What you are asked to do: Reproduce every one of the rows below word for word, omitting the pictures.

Records for processing:
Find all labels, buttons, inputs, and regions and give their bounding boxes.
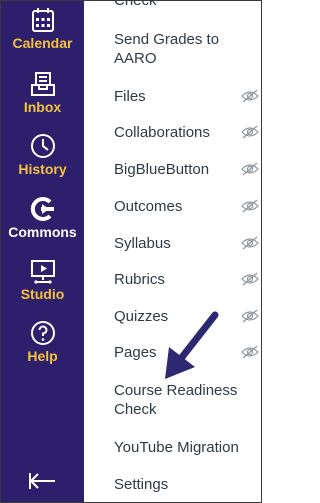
global-nav-help[interactable]: Help bbox=[1, 320, 84, 364]
global-nav-label: History bbox=[18, 161, 67, 177]
course-nav-item-rubrics[interactable]: Rubrics bbox=[114, 270, 254, 289]
inbox-icon bbox=[30, 72, 55, 96]
global-nav-history[interactable]: History bbox=[1, 133, 84, 177]
global-nav-label: Inbox bbox=[23, 99, 62, 115]
eye-off-icon bbox=[241, 199, 259, 213]
studio-icon bbox=[30, 260, 55, 284]
eye-off-icon bbox=[241, 125, 259, 139]
course-nav-item-collaborations[interactable]: Collaborations bbox=[114, 123, 254, 142]
global-navigation: Calendar Inbox History Commons Studio He… bbox=[1, 1, 84, 502]
clock-icon bbox=[30, 134, 55, 158]
global-nav-commons[interactable]: Commons bbox=[1, 196, 84, 240]
collapse-icon[interactable] bbox=[27, 471, 57, 491]
global-nav-studio[interactable]: Studio bbox=[1, 258, 84, 302]
eye-off-icon bbox=[241, 272, 259, 286]
eye-off-icon bbox=[241, 345, 259, 359]
eye-off-icon bbox=[241, 236, 259, 250]
eye-off-icon bbox=[241, 309, 259, 323]
course-nav-item-settings[interactable]: Settings bbox=[114, 475, 254, 494]
calendar-icon bbox=[31, 8, 54, 32]
global-nav-label: Calendar bbox=[12, 35, 73, 51]
course-nav-item-outcomes[interactable]: Outcomes bbox=[114, 197, 254, 216]
course-nav-item-youtube-migration[interactable]: YouTube Migration bbox=[114, 438, 254, 457]
course-nav-item-bigbluebutton[interactable]: BigBlueButton bbox=[114, 160, 254, 179]
global-nav-inbox[interactable]: Inbox bbox=[1, 71, 84, 115]
course-nav-item-partial[interactable]: Check bbox=[114, 1, 254, 10]
course-nav-item-course-readiness-check[interactable]: Course Readiness Check bbox=[114, 381, 249, 419]
screenshot-frame: Calendar Inbox History Commons Studio He… bbox=[0, 0, 262, 503]
eye-off-icon bbox=[241, 162, 259, 176]
help-icon bbox=[30, 321, 55, 345]
course-nav-item-files[interactable]: Files bbox=[114, 87, 254, 106]
course-navigation: Check Send Grades to AARO Files Collabor… bbox=[85, 1, 261, 502]
global-nav-label: Studio bbox=[20, 286, 65, 302]
course-nav-item-send-grades[interactable]: Send Grades to AARO bbox=[114, 30, 234, 68]
global-nav-calendar[interactable]: Calendar bbox=[1, 7, 84, 51]
commons-icon bbox=[30, 197, 54, 221]
annotation-arrow-icon bbox=[165, 311, 219, 379]
course-nav-item-syllabus[interactable]: Syllabus bbox=[114, 234, 254, 253]
eye-off-icon bbox=[241, 89, 259, 103]
global-nav-label: Help bbox=[27, 348, 58, 364]
global-nav-label: Commons bbox=[8, 224, 77, 240]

Solution to this problem:
Find all labels, buttons, inputs, and regions and give their bounding boxes.
global-nav-help[interactable]: Help bbox=[1, 320, 84, 364]
global-nav-label: History bbox=[18, 161, 67, 177]
course-nav-item-rubrics[interactable]: Rubrics bbox=[114, 270, 254, 289]
inbox-icon bbox=[30, 72, 55, 96]
global-nav-history[interactable]: History bbox=[1, 133, 84, 177]
global-nav-label: Inbox bbox=[23, 99, 62, 115]
eye-off-icon bbox=[241, 199, 259, 213]
studio-icon bbox=[30, 260, 55, 284]
eye-off-icon bbox=[241, 125, 259, 139]
course-nav-item-collaborations[interactable]: Collaborations bbox=[114, 123, 254, 142]
global-navigation: Calendar Inbox History Commons Studio He… bbox=[1, 1, 84, 502]
clock-icon bbox=[30, 134, 55, 158]
global-nav-commons[interactable]: Commons bbox=[1, 196, 84, 240]
collapse-icon[interactable] bbox=[27, 471, 57, 491]
global-nav-studio[interactable]: Studio bbox=[1, 258, 84, 302]
eye-off-icon bbox=[241, 272, 259, 286]
eye-off-icon bbox=[241, 345, 259, 359]
eye-off-icon bbox=[241, 236, 259, 250]
eye-off-icon bbox=[241, 309, 259, 323]
course-nav-item-settings[interactable]: Settings bbox=[114, 475, 254, 494]
calendar-icon bbox=[31, 8, 54, 32]
global-nav-label: Calendar bbox=[12, 35, 73, 51]
course-nav-item-outcomes[interactable]: Outcomes bbox=[114, 197, 254, 216]
course-nav-item-youtube-migration[interactable]: YouTube Migration bbox=[114, 438, 254, 457]
course-nav-item-bigbluebutton[interactable]: BigBlueButton bbox=[114, 160, 254, 179]
global-nav-inbox[interactable]: Inbox bbox=[1, 71, 84, 115]
course-nav-item-partial[interactable]: Check bbox=[114, 1, 254, 10]
course-nav-item-course-readiness-check[interactable]: Course Readiness Check bbox=[114, 381, 249, 419]
screenshot-frame: Calendar Inbox History Commons Studio He… bbox=[0, 0, 262, 503]
eye-off-icon bbox=[241, 162, 259, 176]
help-icon bbox=[30, 321, 55, 345]
course-nav-item-files[interactable]: Files bbox=[114, 87, 254, 106]
course-navigation: Check Send Grades to AARO Files Collabor… bbox=[85, 1, 261, 502]
global-nav-label: Studio bbox=[20, 286, 65, 302]
course-nav-item-send-grades[interactable]: Send Grades to AARO bbox=[114, 30, 234, 68]
global-nav-calendar[interactable]: Calendar bbox=[1, 7, 84, 51]
commons-icon bbox=[30, 197, 54, 221]
annotation-arrow-icon bbox=[165, 311, 219, 379]
course-nav-item-syllabus[interactable]: Syllabus bbox=[114, 234, 254, 253]
eye-off-icon bbox=[241, 89, 259, 103]
global-nav-label: Help bbox=[27, 348, 58, 364]
global-nav-label: Commons bbox=[8, 224, 77, 240]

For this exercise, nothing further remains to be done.